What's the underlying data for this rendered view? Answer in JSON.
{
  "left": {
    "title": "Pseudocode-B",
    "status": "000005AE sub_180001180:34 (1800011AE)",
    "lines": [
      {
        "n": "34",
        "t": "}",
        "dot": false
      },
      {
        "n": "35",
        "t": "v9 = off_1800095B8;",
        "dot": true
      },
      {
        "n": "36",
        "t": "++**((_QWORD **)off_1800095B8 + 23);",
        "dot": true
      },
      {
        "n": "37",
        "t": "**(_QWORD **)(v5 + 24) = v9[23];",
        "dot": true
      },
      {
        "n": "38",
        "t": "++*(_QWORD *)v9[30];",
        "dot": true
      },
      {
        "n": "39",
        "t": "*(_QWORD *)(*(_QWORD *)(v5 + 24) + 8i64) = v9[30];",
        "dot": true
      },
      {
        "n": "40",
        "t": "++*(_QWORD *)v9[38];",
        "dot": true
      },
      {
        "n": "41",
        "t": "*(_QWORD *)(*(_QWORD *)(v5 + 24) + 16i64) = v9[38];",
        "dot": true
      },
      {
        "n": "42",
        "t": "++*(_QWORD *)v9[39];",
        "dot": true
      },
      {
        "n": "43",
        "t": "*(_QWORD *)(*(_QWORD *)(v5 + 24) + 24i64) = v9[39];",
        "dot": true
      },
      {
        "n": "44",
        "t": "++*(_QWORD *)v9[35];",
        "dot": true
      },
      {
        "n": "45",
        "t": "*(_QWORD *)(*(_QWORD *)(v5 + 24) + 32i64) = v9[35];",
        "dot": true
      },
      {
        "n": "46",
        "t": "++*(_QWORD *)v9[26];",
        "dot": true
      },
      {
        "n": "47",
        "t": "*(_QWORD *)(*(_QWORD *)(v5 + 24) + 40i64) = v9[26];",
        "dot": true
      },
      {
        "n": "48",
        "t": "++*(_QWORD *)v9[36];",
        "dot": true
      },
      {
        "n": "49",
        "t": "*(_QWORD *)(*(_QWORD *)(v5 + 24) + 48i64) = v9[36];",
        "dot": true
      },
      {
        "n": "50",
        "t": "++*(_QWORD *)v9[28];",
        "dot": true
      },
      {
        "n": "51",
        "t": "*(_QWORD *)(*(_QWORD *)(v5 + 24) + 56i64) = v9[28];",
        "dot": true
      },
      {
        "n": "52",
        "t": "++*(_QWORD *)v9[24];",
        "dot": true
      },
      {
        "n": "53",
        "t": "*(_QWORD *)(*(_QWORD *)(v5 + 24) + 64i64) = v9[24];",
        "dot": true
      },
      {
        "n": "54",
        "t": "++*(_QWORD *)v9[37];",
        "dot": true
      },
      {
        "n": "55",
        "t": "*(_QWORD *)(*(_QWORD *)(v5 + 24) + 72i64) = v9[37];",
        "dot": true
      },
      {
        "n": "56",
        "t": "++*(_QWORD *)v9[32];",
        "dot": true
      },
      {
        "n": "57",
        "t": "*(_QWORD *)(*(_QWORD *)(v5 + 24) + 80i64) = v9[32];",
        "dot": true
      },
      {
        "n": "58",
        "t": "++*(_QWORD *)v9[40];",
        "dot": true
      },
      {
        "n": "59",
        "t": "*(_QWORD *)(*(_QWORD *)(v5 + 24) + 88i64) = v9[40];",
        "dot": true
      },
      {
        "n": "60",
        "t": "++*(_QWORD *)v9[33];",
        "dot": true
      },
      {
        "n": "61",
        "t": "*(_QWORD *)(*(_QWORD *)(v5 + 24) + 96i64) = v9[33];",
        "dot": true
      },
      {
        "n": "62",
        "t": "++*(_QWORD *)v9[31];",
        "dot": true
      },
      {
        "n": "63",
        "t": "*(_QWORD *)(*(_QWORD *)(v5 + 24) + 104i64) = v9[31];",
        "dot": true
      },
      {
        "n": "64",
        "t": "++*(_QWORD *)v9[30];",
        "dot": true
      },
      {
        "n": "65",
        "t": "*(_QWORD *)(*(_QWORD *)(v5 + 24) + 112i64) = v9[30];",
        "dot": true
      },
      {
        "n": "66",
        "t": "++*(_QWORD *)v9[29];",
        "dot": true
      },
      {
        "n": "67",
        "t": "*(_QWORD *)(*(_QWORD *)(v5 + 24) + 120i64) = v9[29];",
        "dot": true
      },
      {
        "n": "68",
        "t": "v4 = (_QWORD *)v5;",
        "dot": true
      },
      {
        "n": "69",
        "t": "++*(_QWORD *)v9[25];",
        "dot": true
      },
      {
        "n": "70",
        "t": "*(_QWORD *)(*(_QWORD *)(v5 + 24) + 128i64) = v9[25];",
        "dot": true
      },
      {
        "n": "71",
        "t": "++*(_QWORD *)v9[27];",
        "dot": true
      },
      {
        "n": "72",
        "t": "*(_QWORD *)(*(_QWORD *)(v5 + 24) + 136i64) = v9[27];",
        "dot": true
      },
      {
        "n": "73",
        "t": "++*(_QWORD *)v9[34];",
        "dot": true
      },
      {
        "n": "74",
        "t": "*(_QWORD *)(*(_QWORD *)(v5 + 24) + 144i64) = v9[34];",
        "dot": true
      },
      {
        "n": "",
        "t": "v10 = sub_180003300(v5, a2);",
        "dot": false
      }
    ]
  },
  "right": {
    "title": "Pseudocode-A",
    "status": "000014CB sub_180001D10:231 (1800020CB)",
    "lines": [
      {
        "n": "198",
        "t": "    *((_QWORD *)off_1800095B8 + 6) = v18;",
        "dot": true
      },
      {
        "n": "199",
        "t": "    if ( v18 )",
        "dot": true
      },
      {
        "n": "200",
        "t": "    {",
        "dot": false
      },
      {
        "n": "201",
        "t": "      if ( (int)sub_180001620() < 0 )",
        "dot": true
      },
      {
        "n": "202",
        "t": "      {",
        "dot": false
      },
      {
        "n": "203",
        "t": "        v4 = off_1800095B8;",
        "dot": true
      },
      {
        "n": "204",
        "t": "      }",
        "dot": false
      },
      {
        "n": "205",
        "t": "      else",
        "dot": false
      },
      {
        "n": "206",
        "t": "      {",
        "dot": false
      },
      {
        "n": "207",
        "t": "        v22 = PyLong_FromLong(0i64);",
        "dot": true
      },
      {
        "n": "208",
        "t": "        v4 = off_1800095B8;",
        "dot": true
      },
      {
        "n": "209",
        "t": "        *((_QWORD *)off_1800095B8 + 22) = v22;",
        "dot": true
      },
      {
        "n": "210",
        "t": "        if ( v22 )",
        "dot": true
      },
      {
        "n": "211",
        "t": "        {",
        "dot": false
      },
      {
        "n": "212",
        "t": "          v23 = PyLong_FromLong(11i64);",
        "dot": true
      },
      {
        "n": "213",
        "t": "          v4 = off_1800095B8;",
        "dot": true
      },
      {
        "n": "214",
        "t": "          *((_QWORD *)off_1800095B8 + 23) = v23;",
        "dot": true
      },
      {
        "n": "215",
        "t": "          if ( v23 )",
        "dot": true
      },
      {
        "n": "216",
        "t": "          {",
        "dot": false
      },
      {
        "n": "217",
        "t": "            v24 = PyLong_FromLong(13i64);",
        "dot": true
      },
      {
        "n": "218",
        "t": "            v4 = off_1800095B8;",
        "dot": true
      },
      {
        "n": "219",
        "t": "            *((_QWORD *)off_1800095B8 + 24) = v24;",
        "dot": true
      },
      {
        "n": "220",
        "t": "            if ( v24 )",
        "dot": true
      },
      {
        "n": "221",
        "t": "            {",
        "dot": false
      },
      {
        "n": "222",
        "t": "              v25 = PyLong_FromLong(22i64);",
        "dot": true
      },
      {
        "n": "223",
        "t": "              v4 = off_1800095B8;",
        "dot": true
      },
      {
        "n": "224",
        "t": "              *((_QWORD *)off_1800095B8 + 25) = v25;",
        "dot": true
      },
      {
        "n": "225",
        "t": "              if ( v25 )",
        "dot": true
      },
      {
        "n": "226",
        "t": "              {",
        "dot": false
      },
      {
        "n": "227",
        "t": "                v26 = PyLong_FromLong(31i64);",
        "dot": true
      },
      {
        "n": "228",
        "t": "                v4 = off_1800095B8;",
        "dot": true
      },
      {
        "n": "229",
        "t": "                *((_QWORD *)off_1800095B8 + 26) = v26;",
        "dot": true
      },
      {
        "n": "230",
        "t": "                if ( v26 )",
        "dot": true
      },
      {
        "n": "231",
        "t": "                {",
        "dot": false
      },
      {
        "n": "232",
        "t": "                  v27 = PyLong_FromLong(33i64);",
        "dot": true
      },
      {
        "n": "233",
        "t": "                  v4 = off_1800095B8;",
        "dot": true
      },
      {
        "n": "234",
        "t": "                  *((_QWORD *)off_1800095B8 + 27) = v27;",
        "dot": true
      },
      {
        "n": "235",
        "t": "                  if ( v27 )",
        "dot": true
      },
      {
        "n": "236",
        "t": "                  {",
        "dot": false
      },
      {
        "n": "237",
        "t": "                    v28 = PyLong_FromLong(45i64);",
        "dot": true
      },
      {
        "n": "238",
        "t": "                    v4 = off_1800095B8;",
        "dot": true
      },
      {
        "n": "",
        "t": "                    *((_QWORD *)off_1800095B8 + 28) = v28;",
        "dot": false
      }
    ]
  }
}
□ □ □ □ □ □ □
Scan the material above for the word "title". Copy each line where it occurs.

    "title": "Pseudocode-B",
    "title": "Pseudocode-A",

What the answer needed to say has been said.